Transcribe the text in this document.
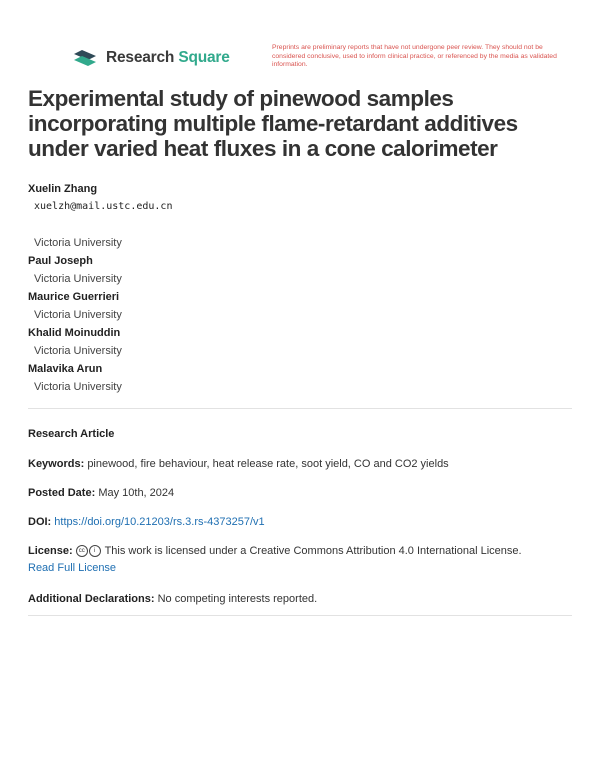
Research Square
Preprints are preliminary reports that have not undergone peer review. They should not be considered conclusive, used to inform clinical practice, or referenced by the media as validated information.
Experimental study of pinewood samples incorporating multiple flame-retardant additives under varied heat fluxes in a cone calorimeter
Xuelin Zhang
xuelzh@mail.ustc.edu.cn
Victoria University
Paul Joseph
Victoria University
Maurice Guerrieri
Victoria University
Khalid Moinuddin
Victoria University
Malavika Arun
Victoria University
Research Article
Keywords: pinewood, fire behaviour, heat release rate, soot yield, CO and CO2 yields
Posted Date: May 10th, 2024
DOI: https://doi.org/10.21203/rs.3.rs-4373257/v1
License: cc i This work is licensed under a Creative Commons Attribution 4.0 International License.
Read Full License
Additional Declarations: No competing interests reported.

**SHORT EXERCISE:**
Copy out the listing exactly as it stands, but not the pictures.

**TASK OUTPUT:**
Transcribe the text in this document.
Research Square
Preprints are preliminary reports that have not undergone peer review. They should not be considered conclusive, used to inform clinical practice, or referenced by the media as validated information.
Experimental study of pinewood samples incorporating multiple flame-retardant additives under varied heat fluxes in a cone calorimeter
Xuelin Zhang
xuelzh@mail.ustc.edu.cn
Victoria University
Paul Joseph
Victoria University
Maurice Guerrieri
Victoria University
Khalid Moinuddin
Victoria University
Malavika Arun
Victoria University
Research Article
Keywords: pinewood, fire behaviour, heat release rate, soot yield, CO and CO2 yields
Posted Date: May 10th, 2024
DOI: https://doi.org/10.21203/rs.3.rs-4373257/v1
License: cc i This work is licensed under a Creative Commons Attribution 4.0 International License.
Read Full License
Additional Declarations: No competing interests reported.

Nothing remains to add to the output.